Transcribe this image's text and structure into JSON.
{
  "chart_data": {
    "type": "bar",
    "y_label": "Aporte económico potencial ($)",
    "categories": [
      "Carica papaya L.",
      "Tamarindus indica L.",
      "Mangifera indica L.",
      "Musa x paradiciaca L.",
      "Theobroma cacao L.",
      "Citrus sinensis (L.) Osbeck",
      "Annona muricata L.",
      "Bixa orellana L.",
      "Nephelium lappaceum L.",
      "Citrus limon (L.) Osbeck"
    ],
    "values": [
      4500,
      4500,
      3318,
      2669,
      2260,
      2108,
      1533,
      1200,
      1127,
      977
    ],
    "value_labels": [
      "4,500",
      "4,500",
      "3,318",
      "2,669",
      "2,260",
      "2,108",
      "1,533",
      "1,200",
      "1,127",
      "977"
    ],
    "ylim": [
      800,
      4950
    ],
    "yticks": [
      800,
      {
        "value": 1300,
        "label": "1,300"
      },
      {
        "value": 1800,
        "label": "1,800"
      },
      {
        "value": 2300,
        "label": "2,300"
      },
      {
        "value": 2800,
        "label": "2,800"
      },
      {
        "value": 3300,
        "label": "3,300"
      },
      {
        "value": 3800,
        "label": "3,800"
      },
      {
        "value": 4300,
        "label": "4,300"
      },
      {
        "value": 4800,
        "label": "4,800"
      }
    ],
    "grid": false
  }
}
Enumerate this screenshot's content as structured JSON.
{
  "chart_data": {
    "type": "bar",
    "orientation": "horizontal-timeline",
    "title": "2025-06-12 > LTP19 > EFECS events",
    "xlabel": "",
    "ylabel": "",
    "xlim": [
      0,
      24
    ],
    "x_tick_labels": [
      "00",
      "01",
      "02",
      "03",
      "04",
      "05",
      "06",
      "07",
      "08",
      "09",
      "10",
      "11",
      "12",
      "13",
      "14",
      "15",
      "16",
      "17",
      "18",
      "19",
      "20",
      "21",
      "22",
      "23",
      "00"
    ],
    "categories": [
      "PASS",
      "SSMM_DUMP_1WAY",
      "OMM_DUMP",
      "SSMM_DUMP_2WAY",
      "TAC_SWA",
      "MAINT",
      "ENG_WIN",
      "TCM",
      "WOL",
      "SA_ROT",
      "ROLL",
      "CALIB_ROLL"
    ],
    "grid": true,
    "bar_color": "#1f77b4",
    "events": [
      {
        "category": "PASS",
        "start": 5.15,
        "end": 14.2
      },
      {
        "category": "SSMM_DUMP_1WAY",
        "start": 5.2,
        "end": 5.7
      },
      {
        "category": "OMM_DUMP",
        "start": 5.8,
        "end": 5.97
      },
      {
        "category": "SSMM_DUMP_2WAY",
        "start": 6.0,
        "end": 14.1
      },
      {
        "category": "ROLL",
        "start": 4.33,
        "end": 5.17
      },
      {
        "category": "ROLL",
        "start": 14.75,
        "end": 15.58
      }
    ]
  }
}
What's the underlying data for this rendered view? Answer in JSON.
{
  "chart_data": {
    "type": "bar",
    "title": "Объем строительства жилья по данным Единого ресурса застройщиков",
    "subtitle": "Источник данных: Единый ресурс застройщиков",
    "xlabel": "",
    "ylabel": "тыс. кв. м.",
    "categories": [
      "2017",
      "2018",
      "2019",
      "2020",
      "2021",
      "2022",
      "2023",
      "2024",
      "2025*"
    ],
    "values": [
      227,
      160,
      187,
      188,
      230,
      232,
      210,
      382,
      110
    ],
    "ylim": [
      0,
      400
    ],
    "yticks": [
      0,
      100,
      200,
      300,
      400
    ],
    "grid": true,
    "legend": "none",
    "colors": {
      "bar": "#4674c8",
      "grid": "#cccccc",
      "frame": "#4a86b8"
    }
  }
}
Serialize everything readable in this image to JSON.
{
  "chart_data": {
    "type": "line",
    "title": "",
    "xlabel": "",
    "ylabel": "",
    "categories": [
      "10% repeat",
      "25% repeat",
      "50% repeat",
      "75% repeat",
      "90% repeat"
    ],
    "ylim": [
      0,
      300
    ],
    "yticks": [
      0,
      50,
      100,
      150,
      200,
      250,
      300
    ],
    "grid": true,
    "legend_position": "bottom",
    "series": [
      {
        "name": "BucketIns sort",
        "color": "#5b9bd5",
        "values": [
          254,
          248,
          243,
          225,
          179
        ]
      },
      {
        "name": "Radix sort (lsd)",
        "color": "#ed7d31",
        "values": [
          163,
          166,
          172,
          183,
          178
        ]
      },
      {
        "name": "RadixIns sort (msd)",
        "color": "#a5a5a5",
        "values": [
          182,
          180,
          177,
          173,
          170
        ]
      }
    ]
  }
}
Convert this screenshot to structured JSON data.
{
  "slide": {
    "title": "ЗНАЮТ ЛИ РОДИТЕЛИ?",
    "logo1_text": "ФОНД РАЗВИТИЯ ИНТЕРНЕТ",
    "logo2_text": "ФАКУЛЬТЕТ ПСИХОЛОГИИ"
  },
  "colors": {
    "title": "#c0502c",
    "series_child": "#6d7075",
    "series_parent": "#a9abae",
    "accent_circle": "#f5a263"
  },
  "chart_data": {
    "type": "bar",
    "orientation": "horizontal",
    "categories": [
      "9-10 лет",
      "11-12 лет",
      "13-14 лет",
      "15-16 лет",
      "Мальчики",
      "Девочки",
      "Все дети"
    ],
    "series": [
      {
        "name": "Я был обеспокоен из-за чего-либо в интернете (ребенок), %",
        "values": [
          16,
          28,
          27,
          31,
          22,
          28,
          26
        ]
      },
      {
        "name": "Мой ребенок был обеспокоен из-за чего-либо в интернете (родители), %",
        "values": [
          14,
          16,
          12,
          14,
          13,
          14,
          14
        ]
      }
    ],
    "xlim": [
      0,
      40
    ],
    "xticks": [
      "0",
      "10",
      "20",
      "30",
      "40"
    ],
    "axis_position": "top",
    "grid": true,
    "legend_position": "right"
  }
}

------------------------------------------------------------------------

**Problem requirements**
Reproduce every line of the material above exactly.

**Complete answer**
Transcribe this image's text and structure into JSON.
{
  "chart_data": {
    "type": "bar",
    "y_label": "Aporte económico potencial ($)",
    "categories": [
      "Carica papaya L.",
      "Tamarindus indica L.",
      "Mangifera indica L.",
      "Musa x paradiciaca L.",
      "Theobroma cacao L.",
      "Citrus sinensis (L.) Osbeck",
      "Annona muricata L.",
      "Bixa orellana L.",
      "Nephelium lappaceum L.",
      "Citrus limon (L.) Osbeck"
    ],
    "values": [
      4500,
      4500,
      3318,
      2669,
      2260,
      2108,
      1533,
      1200,
      1127,
      977
    ],
    "value_labels": [
      "4,500",
      "4,500",
      "3,318",
      "2,669",
      "2,260",
      "2,108",
      "1,533",
      "1,200",
      "1,127",
      "977"
    ],
    "ylim": [
      800,
      4950
    ],
    "yticks": [
      800,
      {
        "value": 1300,
        "label": "1,300"
      },
      {
        "value": 1800,
        "label": "1,800"
      },
      {
        "value": 2300,
        "label": "2,300"
      },
      {
        "value": 2800,
        "label": "2,800"
      },
      {
        "value": 3300,
        "label": "3,300"
      },
      {
        "value": 3800,
        "label": "3,800"
      },
      {
        "value": 4300,
        "label": "4,300"
      },
      {
        "value": 4800,
        "label": "4,800"
      }
    ],
    "grid": false
  }
}
Enumerate this screenshot's content as structured JSON.
{
  "chart_data": {
    "type": "bar",
    "orientation": "horizontal-timeline",
    "title": "2025-06-12 > LTP19 > EFECS events",
    "xlabel": "",
    "ylabel": "",
    "xlim": [
      0,
      24
    ],
    "x_tick_labels": [
      "00",
      "01",
      "02",
      "03",
      "04",
      "05",
      "06",
      "07",
      "08",
      "09",
      "10",
      "11",
      "12",
      "13",
      "14",
      "15",
      "16",
      "17",
      "18",
      "19",
      "20",
      "21",
      "22",
      "23",
      "00"
    ],
    "categories": [
      "PASS",
      "SSMM_DUMP_1WAY",
      "OMM_DUMP",
      "SSMM_DUMP_2WAY",
      "TAC_SWA",
      "MAINT",
      "ENG_WIN",
      "TCM",
      "WOL",
      "SA_ROT",
      "ROLL",
      "CALIB_ROLL"
    ],
    "grid": true,
    "bar_color": "#1f77b4",
    "events": [
      {
        "category": "PASS",
        "start": 5.15,
        "end": 14.2
      },
      {
        "category": "SSMM_DUMP_1WAY",
        "start": 5.2,
        "end": 5.7
      },
      {
        "category": "OMM_DUMP",
        "start": 5.8,
        "end": 5.97
      },
      {
        "category": "SSMM_DUMP_2WAY",
        "start": 6.0,
        "end": 14.1
      },
      {
        "category": "ROLL",
        "start": 4.33,
        "end": 5.17
      },
      {
        "category": "ROLL",
        "start": 14.75,
        "end": 15.58
      }
    ]
  }
}
What's the underlying data for this rendered view? Answer in JSON.
{
  "chart_data": {
    "type": "bar",
    "title": "Объем строительства жилья по данным Единого ресурса застройщиков",
    "subtitle": "Источник данных: Единый ресурс застройщиков",
    "xlabel": "",
    "ylabel": "тыс. кв. м.",
    "categories": [
      "2017",
      "2018",
      "2019",
      "2020",
      "2021",
      "2022",
      "2023",
      "2024",
      "2025*"
    ],
    "values": [
      227,
      160,
      187,
      188,
      230,
      232,
      210,
      382,
      110
    ],
    "ylim": [
      0,
      400
    ],
    "yticks": [
      0,
      100,
      200,
      300,
      400
    ],
    "grid": true,
    "legend": "none",
    "colors": {
      "bar": "#4674c8",
      "grid": "#cccccc",
      "frame": "#4a86b8"
    }
  }
}
Serialize everything readable in this image to JSON.
{
  "chart_data": {
    "type": "line",
    "title": "",
    "xlabel": "",
    "ylabel": "",
    "categories": [
      "10% repeat",
      "25% repeat",
      "50% repeat",
      "75% repeat",
      "90% repeat"
    ],
    "ylim": [
      0,
      300
    ],
    "yticks": [
      0,
      50,
      100,
      150,
      200,
      250,
      300
    ],
    "grid": true,
    "legend_position": "bottom",
    "series": [
      {
        "name": "BucketIns sort",
        "color": "#5b9bd5",
        "values": [
          254,
          248,
          243,
          225,
          179
        ]
      },
      {
        "name": "Radix sort (lsd)",
        "color": "#ed7d31",
        "values": [
          163,
          166,
          172,
          183,
          178
        ]
      },
      {
        "name": "RadixIns sort (msd)",
        "color": "#a5a5a5",
        "values": [
          182,
          180,
          177,
          173,
          170
        ]
      }
    ]
  }
}
Convert this screenshot to structured JSON data.
{
  "slide": {
    "title": "ЗНАЮТ ЛИ РОДИТЕЛИ?",
    "logo1_text": "ФОНД РАЗВИТИЯ ИНТЕРНЕТ",
    "logo2_text": "ФАКУЛЬТЕТ ПСИХОЛОГИИ"
  },
  "colors": {
    "title": "#c0502c",
    "series_child": "#6d7075",
    "series_parent": "#a9abae",
    "accent_circle": "#f5a263"
  },
  "chart_data": {
    "type": "bar",
    "orientation": "horizontal",
    "categories": [
      "9-10 лет",
      "11-12 лет",
      "13-14 лет",
      "15-16 лет",
      "Мальчики",
      "Девочки",
      "Все дети"
    ],
    "series": [
      {
        "name": "Я был обеспокоен из-за чего-либо в интернете (ребенок), %",
        "values": [
          16,
          28,
          27,
          31,
          22,
          28,
          26
        ]
      },
      {
        "name": "Мой ребенок был обеспокоен из-за чего-либо в интернете (родители), %",
        "values": [
          14,
          16,
          12,
          14,
          13,
          14,
          14
        ]
      }
    ],
    "xlim": [
      0,
      40
    ],
    "xticks": [
      "0",
      "10",
      "20",
      "30",
      "40"
    ],
    "axis_position": "top",
    "grid": true,
    "legend_position": "right"
  }
}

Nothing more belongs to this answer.